◆ Work to complete
Every line that holds the string "πλατεία" is to be identified and copied.

◆ Stored records

....

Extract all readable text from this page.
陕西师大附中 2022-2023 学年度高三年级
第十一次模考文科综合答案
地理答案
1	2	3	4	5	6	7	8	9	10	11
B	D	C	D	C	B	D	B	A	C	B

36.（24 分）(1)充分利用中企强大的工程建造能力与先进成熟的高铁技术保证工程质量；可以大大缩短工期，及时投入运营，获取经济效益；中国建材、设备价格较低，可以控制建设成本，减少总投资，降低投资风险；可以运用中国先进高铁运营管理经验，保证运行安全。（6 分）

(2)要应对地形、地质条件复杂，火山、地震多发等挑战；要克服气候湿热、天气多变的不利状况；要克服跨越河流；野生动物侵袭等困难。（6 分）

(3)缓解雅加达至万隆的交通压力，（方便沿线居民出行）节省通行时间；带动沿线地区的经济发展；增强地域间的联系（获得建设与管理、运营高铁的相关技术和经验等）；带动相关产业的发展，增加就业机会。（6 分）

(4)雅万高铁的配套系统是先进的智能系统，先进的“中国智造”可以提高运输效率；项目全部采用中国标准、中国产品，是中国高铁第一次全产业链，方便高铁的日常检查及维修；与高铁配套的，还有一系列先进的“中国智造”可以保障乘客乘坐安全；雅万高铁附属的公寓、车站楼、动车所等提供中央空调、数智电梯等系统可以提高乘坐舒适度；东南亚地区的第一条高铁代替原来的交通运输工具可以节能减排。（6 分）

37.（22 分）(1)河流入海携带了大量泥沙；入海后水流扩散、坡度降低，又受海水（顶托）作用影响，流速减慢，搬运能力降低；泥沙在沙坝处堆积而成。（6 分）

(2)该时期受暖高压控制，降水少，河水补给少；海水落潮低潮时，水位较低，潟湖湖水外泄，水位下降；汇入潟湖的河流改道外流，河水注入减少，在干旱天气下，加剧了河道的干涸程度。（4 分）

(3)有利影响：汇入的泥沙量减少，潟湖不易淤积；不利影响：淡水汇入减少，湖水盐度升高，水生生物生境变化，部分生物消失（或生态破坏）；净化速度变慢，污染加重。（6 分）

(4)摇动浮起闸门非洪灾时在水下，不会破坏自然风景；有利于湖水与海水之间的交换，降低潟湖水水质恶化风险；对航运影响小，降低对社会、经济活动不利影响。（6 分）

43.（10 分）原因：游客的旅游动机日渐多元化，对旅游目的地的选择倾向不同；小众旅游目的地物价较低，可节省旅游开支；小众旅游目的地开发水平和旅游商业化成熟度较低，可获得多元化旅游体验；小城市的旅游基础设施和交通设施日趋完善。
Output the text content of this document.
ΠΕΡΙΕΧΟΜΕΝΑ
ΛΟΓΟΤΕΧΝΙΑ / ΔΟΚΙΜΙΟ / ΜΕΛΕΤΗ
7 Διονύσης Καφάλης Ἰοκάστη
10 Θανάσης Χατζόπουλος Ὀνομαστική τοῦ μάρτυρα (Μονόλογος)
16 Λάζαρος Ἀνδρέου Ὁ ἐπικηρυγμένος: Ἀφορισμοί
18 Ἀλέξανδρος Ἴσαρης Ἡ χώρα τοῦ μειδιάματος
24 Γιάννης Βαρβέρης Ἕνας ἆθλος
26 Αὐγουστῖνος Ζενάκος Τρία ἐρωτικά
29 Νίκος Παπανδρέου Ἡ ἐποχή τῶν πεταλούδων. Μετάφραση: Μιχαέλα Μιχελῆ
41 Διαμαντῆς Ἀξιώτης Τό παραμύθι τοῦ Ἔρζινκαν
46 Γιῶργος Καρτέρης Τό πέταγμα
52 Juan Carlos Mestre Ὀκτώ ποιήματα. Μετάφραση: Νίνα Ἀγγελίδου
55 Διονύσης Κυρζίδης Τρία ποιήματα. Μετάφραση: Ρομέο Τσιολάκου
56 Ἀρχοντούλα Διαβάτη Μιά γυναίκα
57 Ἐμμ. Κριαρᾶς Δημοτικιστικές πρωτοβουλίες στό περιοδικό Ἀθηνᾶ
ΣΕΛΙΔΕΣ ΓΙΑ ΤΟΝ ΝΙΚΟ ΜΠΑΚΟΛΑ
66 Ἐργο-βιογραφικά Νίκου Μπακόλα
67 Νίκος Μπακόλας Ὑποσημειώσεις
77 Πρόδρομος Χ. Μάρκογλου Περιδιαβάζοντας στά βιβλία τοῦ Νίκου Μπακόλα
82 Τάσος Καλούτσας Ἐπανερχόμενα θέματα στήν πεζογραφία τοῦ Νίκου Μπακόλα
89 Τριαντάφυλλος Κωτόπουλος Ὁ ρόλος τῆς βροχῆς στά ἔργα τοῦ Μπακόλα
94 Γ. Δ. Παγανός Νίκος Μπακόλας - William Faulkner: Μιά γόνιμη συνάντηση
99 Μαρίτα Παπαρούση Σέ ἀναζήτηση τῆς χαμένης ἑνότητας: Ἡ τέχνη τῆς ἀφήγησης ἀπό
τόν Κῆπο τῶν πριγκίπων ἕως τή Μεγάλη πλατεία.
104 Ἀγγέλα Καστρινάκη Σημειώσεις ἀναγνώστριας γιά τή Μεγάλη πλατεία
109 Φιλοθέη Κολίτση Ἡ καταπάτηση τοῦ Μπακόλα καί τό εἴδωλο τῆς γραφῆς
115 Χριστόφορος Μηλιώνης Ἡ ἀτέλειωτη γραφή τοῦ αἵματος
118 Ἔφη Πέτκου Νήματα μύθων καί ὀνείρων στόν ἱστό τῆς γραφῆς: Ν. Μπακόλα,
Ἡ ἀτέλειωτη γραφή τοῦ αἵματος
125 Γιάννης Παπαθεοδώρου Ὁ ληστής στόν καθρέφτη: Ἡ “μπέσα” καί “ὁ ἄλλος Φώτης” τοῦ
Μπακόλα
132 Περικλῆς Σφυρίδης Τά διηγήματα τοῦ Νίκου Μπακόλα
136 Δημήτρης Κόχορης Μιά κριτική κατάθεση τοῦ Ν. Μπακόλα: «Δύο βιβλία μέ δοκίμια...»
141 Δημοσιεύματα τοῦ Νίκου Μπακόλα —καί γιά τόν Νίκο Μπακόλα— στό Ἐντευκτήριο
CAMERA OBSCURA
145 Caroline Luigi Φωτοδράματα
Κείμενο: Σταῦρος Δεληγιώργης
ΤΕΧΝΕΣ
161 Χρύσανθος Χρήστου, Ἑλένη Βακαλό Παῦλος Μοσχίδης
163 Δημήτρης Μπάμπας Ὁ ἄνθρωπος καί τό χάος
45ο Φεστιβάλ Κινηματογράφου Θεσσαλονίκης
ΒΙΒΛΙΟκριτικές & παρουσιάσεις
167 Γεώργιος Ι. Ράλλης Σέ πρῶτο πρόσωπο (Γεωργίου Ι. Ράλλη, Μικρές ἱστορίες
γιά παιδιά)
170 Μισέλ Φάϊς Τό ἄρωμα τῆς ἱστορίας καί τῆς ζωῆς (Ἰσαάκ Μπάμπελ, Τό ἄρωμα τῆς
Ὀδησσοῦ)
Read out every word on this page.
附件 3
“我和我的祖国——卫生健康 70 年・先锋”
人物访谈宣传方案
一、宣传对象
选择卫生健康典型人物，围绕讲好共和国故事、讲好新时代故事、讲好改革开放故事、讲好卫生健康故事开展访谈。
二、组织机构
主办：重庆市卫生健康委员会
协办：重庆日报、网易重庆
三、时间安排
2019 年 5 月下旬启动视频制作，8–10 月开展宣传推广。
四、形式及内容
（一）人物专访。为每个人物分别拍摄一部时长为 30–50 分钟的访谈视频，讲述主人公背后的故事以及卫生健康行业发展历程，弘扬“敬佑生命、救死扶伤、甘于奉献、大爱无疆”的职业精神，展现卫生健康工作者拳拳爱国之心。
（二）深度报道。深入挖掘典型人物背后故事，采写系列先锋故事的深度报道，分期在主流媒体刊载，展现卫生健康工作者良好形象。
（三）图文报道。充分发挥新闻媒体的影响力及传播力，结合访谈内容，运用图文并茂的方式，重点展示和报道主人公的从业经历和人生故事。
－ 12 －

....

◆ Expected answer
τόν Κῆπο τῶν πριγκίπων ἕως τή Μεγάλη πλατεία.
104 Ἀγγέλα Καστρινάκη Σημειώσεις ἀναγνώστριας γιά τή Μεγάλη πλατεία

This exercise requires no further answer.